→ **What this task involves**
Print every line of the material below word for word, but leave out the pictures.

→ **Exercise data**
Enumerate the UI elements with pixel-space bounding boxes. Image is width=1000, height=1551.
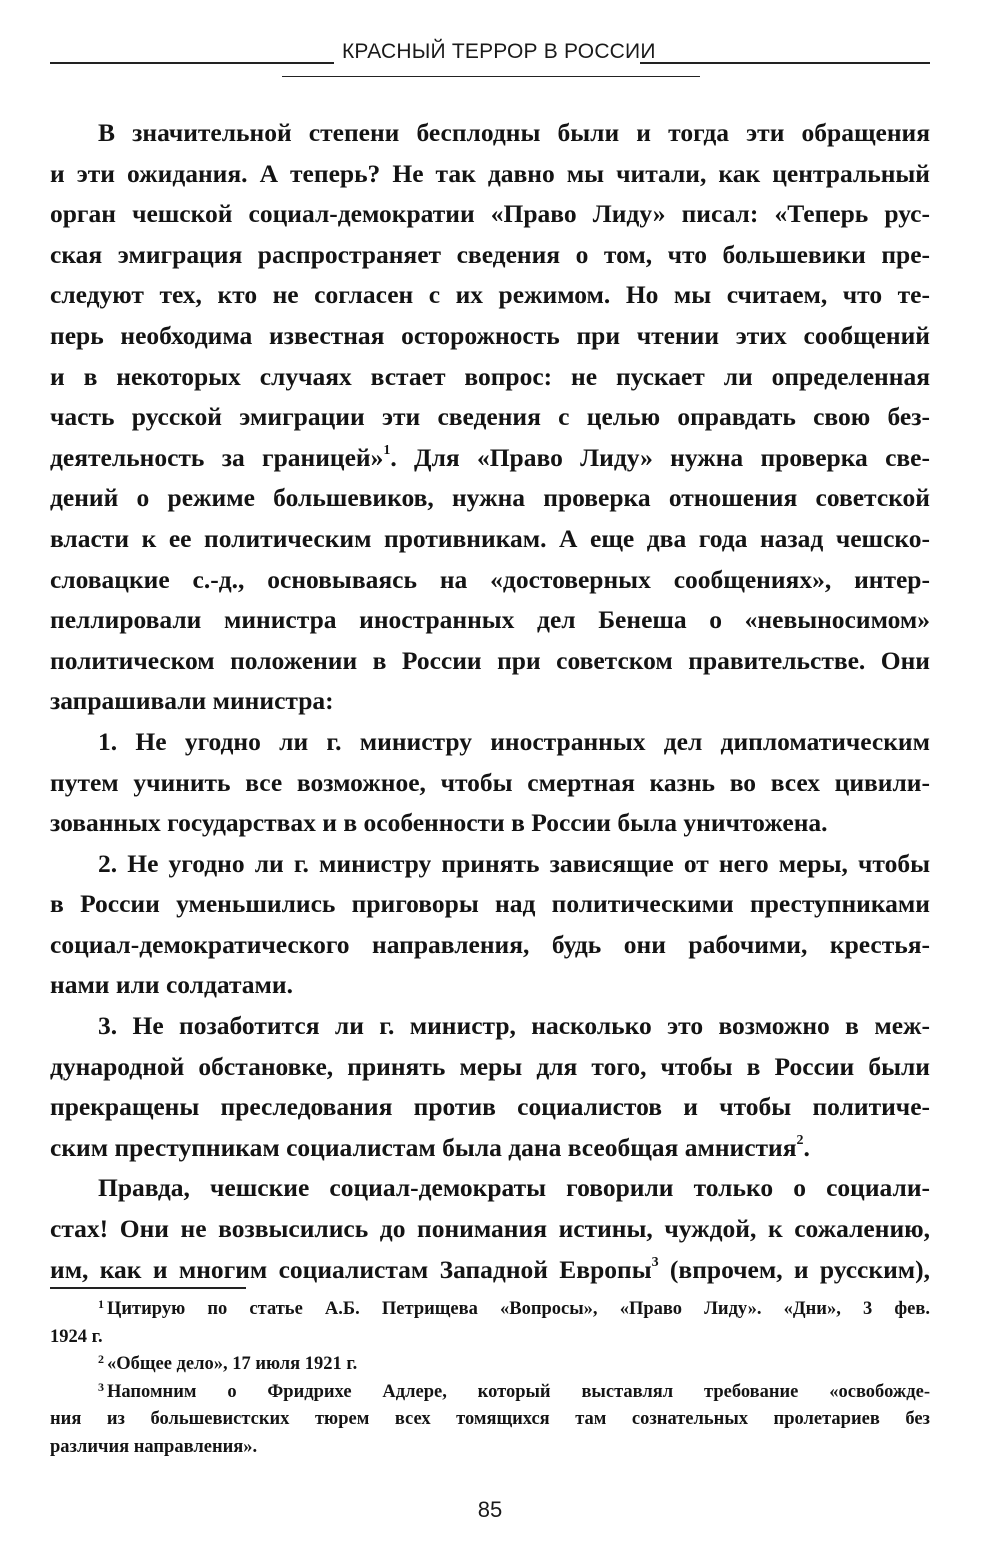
footnote-reference[interactable]: 3 — [651, 1255, 659, 1271]
text-line-content: перь необходима известная осторожность при чтении этих сообщений — [50, 320, 930, 350]
main-text — [50, 113, 930, 1290]
footnote-text: Цитирую по статье А.Б. Петрищева «Вопросы», «Право Лиду». «Дни», 3 фев. — [107, 1299, 930, 1319]
text-line — [50, 1250, 930, 1291]
text-line — [50, 884, 930, 925]
page-number: 85 — [477, 1497, 503, 1522]
text-line-content: ская эмиграция распространяет сведения о том, что большевики пре- — [50, 239, 930, 269]
text-line — [50, 275, 930, 316]
footnote-line — [50, 1434, 930, 1462]
text-line-content: деятельность за границей» — [50, 442, 384, 472]
running-head — [50, 38, 930, 78]
text-line — [50, 1209, 930, 1250]
text-line-content: ским преступникам социалистам была дана всеобщая амнистия — [50, 1132, 797, 1162]
text-line-content: 2. Не угодно ли г. министру принять зависящие от него меры, чтобы — [98, 848, 930, 878]
footnote-text: Напомним о Фридрихе Адлере, который выставлял требование «освобожде- — [107, 1381, 930, 1402]
text-line-content: пеллировали министра иностранных дел Бенеша о «невыносимом» — [50, 605, 930, 635]
text-line — [50, 844, 930, 885]
text-line-content: часть русской эмиграции эти сведения с целью оправдать свою без- — [50, 402, 930, 432]
text-line — [50, 438, 930, 479]
book-page — [50, 0, 930, 1551]
text-line — [50, 235, 930, 276]
text-line-content: 1. Не угодно ли г. министру иностранных дел дипломатическим — [98, 726, 930, 756]
text-line — [50, 478, 930, 519]
footnote-text: ния из большевистских тюрем всех томящихся там сознательных пролетариев без — [50, 1409, 930, 1429]
text-line-content: политическом положении в России при советском правительстве. Они — [50, 645, 930, 675]
text-line-content: нами или солдатами. — [50, 970, 293, 1000]
text-line — [50, 397, 930, 438]
text-line-content: В значительной степени бесплодны были и тогда эти обращения — [98, 118, 930, 147]
footnote-reference[interactable]: 2 — [796, 1133, 804, 1149]
footnote-line — [50, 1351, 930, 1379]
text-line-content: запрашивали министра: — [50, 686, 334, 716]
text-line — [50, 113, 930, 154]
text-line-content: Правда, чешские социал-демократы говорили только о социали- — [98, 1173, 930, 1203]
text-line — [50, 1006, 930, 1047]
running-head-title: КРАСНЫЙ ТЕРРОР В РОССИИ — [342, 40, 656, 63]
footnote-separator — [50, 1287, 246, 1289]
text-line — [50, 357, 930, 398]
text-line-content: следуют тех, кто не согласен с их режимом. Но мы считаем, что те- — [50, 280, 930, 310]
text-line-content: прекращены преследования против социалистов и чтобы политиче- — [50, 1092, 930, 1122]
text-line — [50, 763, 930, 804]
footnote-line — [50, 1406, 930, 1434]
text-line — [50, 600, 930, 641]
footnote-line — [50, 1379, 930, 1407]
text-line — [50, 316, 930, 357]
text-line-content: социал-демократического направления, будь они рабочими, крестья- — [50, 929, 930, 959]
text-line — [50, 722, 930, 763]
text-line — [50, 681, 930, 722]
text-line-content: зованных государствах и в особенности в России была уничтожена. — [50, 808, 828, 838]
text-line-content: стах! Они не возвысились до понимания истины, чуждой, к сожалению, — [50, 1214, 930, 1244]
running-head-underline — [282, 76, 700, 77]
footnote-number: 1 — [98, 1297, 104, 1311]
text-line — [50, 1047, 930, 1088]
running-head-rule-left — [50, 62, 334, 64]
text-line — [50, 1087, 930, 1128]
footnote-reference[interactable]: 1 — [383, 443, 391, 459]
text-line-content: власти к ее политическим противникам. А еще два года назад чешско- — [50, 523, 930, 553]
text-line — [50, 519, 930, 560]
text-line-content: дений о режиме большевиков, нужна проверка отношения советской — [50, 483, 930, 513]
text-line-content: 3. Не позаботится ли г. министр, насколько это возможно в меж- — [98, 1011, 930, 1041]
text-line — [50, 965, 930, 1006]
footnote-text: 1924 г. — [50, 1326, 103, 1347]
footnote-line — [50, 1324, 930, 1352]
footnote-text: различия направления». — [50, 1436, 258, 1457]
text-line — [50, 803, 930, 844]
text-line-content: дународной обстановке, принять меры для того, чтобы в России были — [50, 1051, 930, 1081]
text-line-content: орган чешской социал-демократии «Право Лиду» писал: «Теперь рус- — [50, 199, 930, 229]
footnote-line — [50, 1296, 930, 1324]
footnote-text: «Общее дело», 17 июля 1921 г. — [107, 1354, 358, 1374]
text-line — [50, 154, 930, 195]
text-line — [50, 1168, 930, 1209]
footnotes — [50, 1296, 930, 1461]
text-line-content: в России уменьшились приговоры над политическими преступниками — [50, 889, 930, 919]
text-line — [50, 194, 930, 235]
text-line-tail: . — [803, 1132, 810, 1162]
text-line — [50, 925, 930, 966]
text-line-tail: (впрочем, и русским), — [658, 1254, 930, 1284]
footnote-number: 2 — [98, 1352, 104, 1366]
text-line-content: путем учинить все возможное, чтобы смертная казнь во всех цивили- — [50, 767, 930, 797]
text-line — [50, 1128, 930, 1169]
text-line-content: и в некоторых случаях встает вопрос: не пускает ли определенная — [50, 361, 930, 391]
text-line-content: им, как и многим социалистам Западной Европы — [50, 1254, 652, 1284]
text-line-tail: . Для «Право Лиду» нужна проверка све- — [390, 442, 930, 472]
text-line-content: и эти ожидания. А теперь? Не так давно мы читали, как центральный — [50, 158, 930, 188]
text-line-content: словацкие с.-д., основываясь на «достоверных сообщениях», интер- — [50, 564, 930, 594]
running-head-rule-right — [640, 62, 930, 64]
text-line — [50, 560, 930, 601]
text-line — [50, 641, 930, 682]
footnote-number: 3 — [98, 1379, 104, 1394]
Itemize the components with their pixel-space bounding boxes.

→ **Result of this exercise**
Enumerate the UI elements with pixel-space bounding boxes. Image is width=1000, height=1551.
footnote-reference[interactable]: 3 — [651, 1255, 659, 1271]
text-line-content: перь необходима известная осторожность при чтении этих сообщений — [50, 320, 930, 350]
main-text — [50, 113, 930, 1290]
footnote-text: Цитирую по статье А.Б. Петрищева «Вопросы», «Право Лиду». «Дни», 3 фев. — [107, 1299, 930, 1319]
text-line — [50, 1250, 930, 1291]
text-line — [50, 884, 930, 925]
page-number: 85 — [477, 1497, 503, 1522]
text-line-content: ская эмиграция распространяет сведения о том, что большевики пре- — [50, 239, 930, 269]
text-line — [50, 275, 930, 316]
footnote-line — [50, 1434, 930, 1462]
text-line-content: деятельность за границей» — [50, 442, 384, 472]
running-head — [50, 38, 930, 78]
text-line — [50, 1209, 930, 1250]
text-line-content: ским преступникам социалистам была дана всеобщая амнистия — [50, 1132, 797, 1162]
text-line-content: 2. Не угодно ли г. министру принять зависящие от него меры, чтобы — [98, 848, 930, 878]
footnote-text: Напомним о Фридрихе Адлере, который выставлял требование «освобожде- — [107, 1381, 930, 1402]
text-line-content: пеллировали министра иностранных дел Бенеша о «невыносимом» — [50, 605, 930, 635]
text-line — [50, 844, 930, 885]
text-line-content: часть русской эмиграции эти сведения с целью оправдать свою без- — [50, 402, 930, 432]
text-line — [50, 438, 930, 479]
book-page — [50, 0, 930, 1551]
text-line — [50, 235, 930, 276]
text-line-content: 1. Не угодно ли г. министру иностранных дел дипломатическим — [98, 726, 930, 756]
text-line — [50, 478, 930, 519]
footnote-text: ния из большевистских тюрем всех томящихся там сознательных пролетариев без — [50, 1409, 930, 1429]
text-line-content: политическом положении в России при советском правительстве. Они — [50, 645, 930, 675]
text-line-content: нами или солдатами. — [50, 970, 293, 1000]
text-line — [50, 397, 930, 438]
text-line-content: В значительной степени бесплодны были и тогда эти обращения — [98, 118, 930, 147]
footnote-reference[interactable]: 2 — [796, 1133, 804, 1149]
footnote-line — [50, 1351, 930, 1379]
text-line-content: запрашивали министра: — [50, 686, 334, 716]
text-line — [50, 113, 930, 154]
text-line-content: Правда, чешские социал-демократы говорили только о социали- — [98, 1173, 930, 1203]
text-line — [50, 1006, 930, 1047]
running-head-title: КРАСНЫЙ ТЕРРОР В РОССИИ — [342, 40, 656, 63]
footnote-separator — [50, 1287, 246, 1289]
text-line — [50, 357, 930, 398]
text-line-content: следуют тех, кто не согласен с их режимом. Но мы считаем, что те- — [50, 280, 930, 310]
text-line-content: прекращены преследования против социалистов и чтобы политиче- — [50, 1092, 930, 1122]
text-line — [50, 763, 930, 804]
footnote-line — [50, 1406, 930, 1434]
text-line — [50, 600, 930, 641]
footnote-line — [50, 1379, 930, 1407]
text-line — [50, 316, 930, 357]
text-line-content: социал-демократического направления, будь они рабочими, крестья- — [50, 929, 930, 959]
text-line — [50, 722, 930, 763]
text-line — [50, 681, 930, 722]
text-line-content: зованных государствах и в особенности в России была уничтожена. — [50, 808, 828, 838]
text-line-content: стах! Они не возвысились до понимания истины, чуждой, к сожалению, — [50, 1214, 930, 1244]
running-head-underline — [282, 76, 700, 77]
footnote-number: 1 — [98, 1297, 104, 1311]
text-line — [50, 1047, 930, 1088]
running-head-rule-left — [50, 62, 334, 64]
text-line — [50, 1087, 930, 1128]
footnote-reference[interactable]: 1 — [383, 443, 391, 459]
text-line-content: власти к ее политическим противникам. А еще два года назад чешско- — [50, 523, 930, 553]
text-line — [50, 519, 930, 560]
text-line-content: дений о режиме большевиков, нужна проверка отношения советской — [50, 483, 930, 513]
text-line-content: 3. Не позаботится ли г. министр, насколько это возможно в меж- — [98, 1011, 930, 1041]
text-line — [50, 965, 930, 1006]
footnote-text: 1924 г. — [50, 1326, 103, 1347]
footnote-line — [50, 1324, 930, 1352]
footnote-text: различия направления». — [50, 1436, 258, 1457]
text-line — [50, 803, 930, 844]
text-line-content: дународной обстановке, принять меры для того, чтобы в России были — [50, 1051, 930, 1081]
text-line-content: орган чешской социал-демократии «Право Лиду» писал: «Теперь рус- — [50, 199, 930, 229]
footnote-line — [50, 1296, 930, 1324]
footnote-text: «Общее дело», 17 июля 1921 г. — [107, 1354, 358, 1374]
text-line — [50, 154, 930, 195]
text-line — [50, 1168, 930, 1209]
footnotes — [50, 1296, 930, 1461]
text-line-content: в России уменьшились приговоры над политическими преступниками — [50, 889, 930, 919]
text-line — [50, 194, 930, 235]
text-line-tail: . — [803, 1132, 810, 1162]
text-line — [50, 925, 930, 966]
text-line-tail: (впрочем, и русским), — [658, 1254, 930, 1284]
footnote-number: 2 — [98, 1352, 104, 1366]
text-line-content: путем учинить все возможное, чтобы смертная казнь во всех цивили- — [50, 767, 930, 797]
text-line — [50, 1128, 930, 1169]
text-line-content: и в некоторых случаях встает вопрос: не пускает ли определенная — [50, 361, 930, 391]
text-line-content: им, как и многим социалистам Западной Европы — [50, 1254, 652, 1284]
text-line-tail: . Для «Право Лиду» нужна проверка све- — [390, 442, 930, 472]
text-line-content: и эти ожидания. А теперь? Не так давно мы читали, как центральный — [50, 158, 930, 188]
text-line-content: словацкие с.-д., основываясь на «достоверных сообщениях», интер- — [50, 564, 930, 594]
running-head-rule-right — [640, 62, 930, 64]
text-line — [50, 560, 930, 601]
text-line — [50, 641, 930, 682]
footnote-number: 3 — [98, 1379, 104, 1394]
Itemize the components with their pixel-space bounding boxes.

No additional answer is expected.